→ **Requirement**
In the material below, find the line with "Parse this screenshot: output"; set down that line and every line after it to the end, exactly, without pictures.

→ **Material**
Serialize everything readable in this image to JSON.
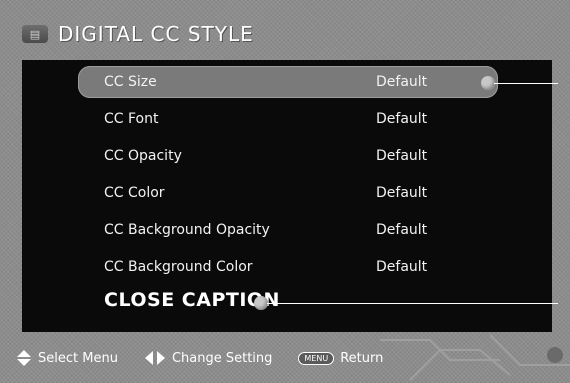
{
  "header": {
    "title": "DIGITAL CC STYLE"
  },
  "menu": {
    "items": [
      {
        "label": "CC Size",
        "value": "Default",
        "selected": true
      },
      {
        "label": "CC Font",
        "value": "Default"
      },
      {
        "label": "CC Opacity",
        "value": "Default"
      },
      {
        "label": "CC Color",
        "value": "Default"
      },
      {
        "label": "CC Background Opacity",
        "value": "Default"
      },
      {
        "label": "CC Background Color",
        "value": "Default"
      }
    ],
    "close_caption_label": "CLOSE CAPTION"
  },
  "footer": {
    "select_label": "Select Menu",
    "change_label": "Change Setting",
    "menu_key_label": "MENU",
    "return_label": "Return"
  },
  "colors": {
    "background": "#8c8c8c",
    "panel": "#0a0a0a",
    "selected_row": "#7a7a7a",
    "text": "#ffffff"
  }
}
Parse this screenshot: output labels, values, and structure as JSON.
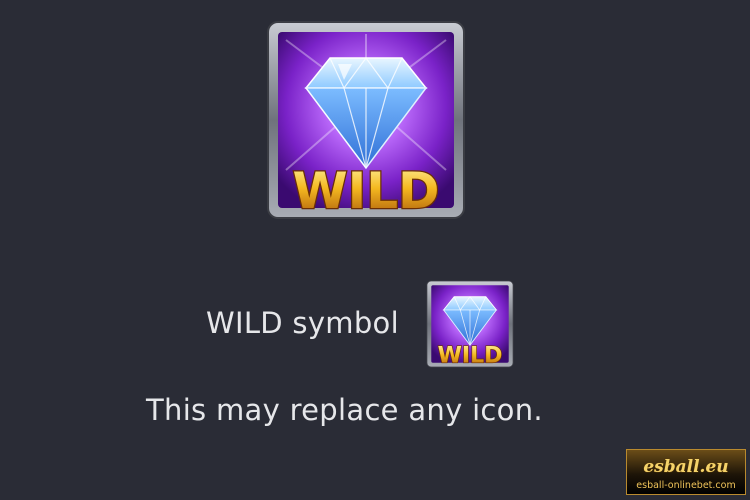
{
  "symbol_text": "WILD",
  "symbol_row": {
    "label": "WILD symbol"
  },
  "description": "This may replace any icon.",
  "watermark": {
    "brand": "esball.eu",
    "url": "esball-onlinebet.com"
  },
  "icons": {
    "main": "diamond-wild-icon",
    "small": "diamond-wild-icon"
  },
  "colors": {
    "background": "#2a2c36",
    "text": "#e6e7ea",
    "gold": "#f4b820",
    "tile_purple": "#8a2fd6",
    "diamond_blue": "#6fb8ff"
  }
}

→ **Task result**
Parse this screenshot: output labels, values, and structure as JSON.
{
  "symbol_text": "WILD",
  "symbol_row": {
    "label": "WILD symbol"
  },
  "description": "This may replace any icon.",
  "watermark": {
    "brand": "esball.eu",
    "url": "esball-onlinebet.com"
  },
  "icons": {
    "main": "diamond-wild-icon",
    "small": "diamond-wild-icon"
  },
  "colors": {
    "background": "#2a2c36",
    "text": "#e6e7ea",
    "gold": "#f4b820",
    "tile_purple": "#8a2fd6",
    "diamond_blue": "#6fb8ff"
  }
}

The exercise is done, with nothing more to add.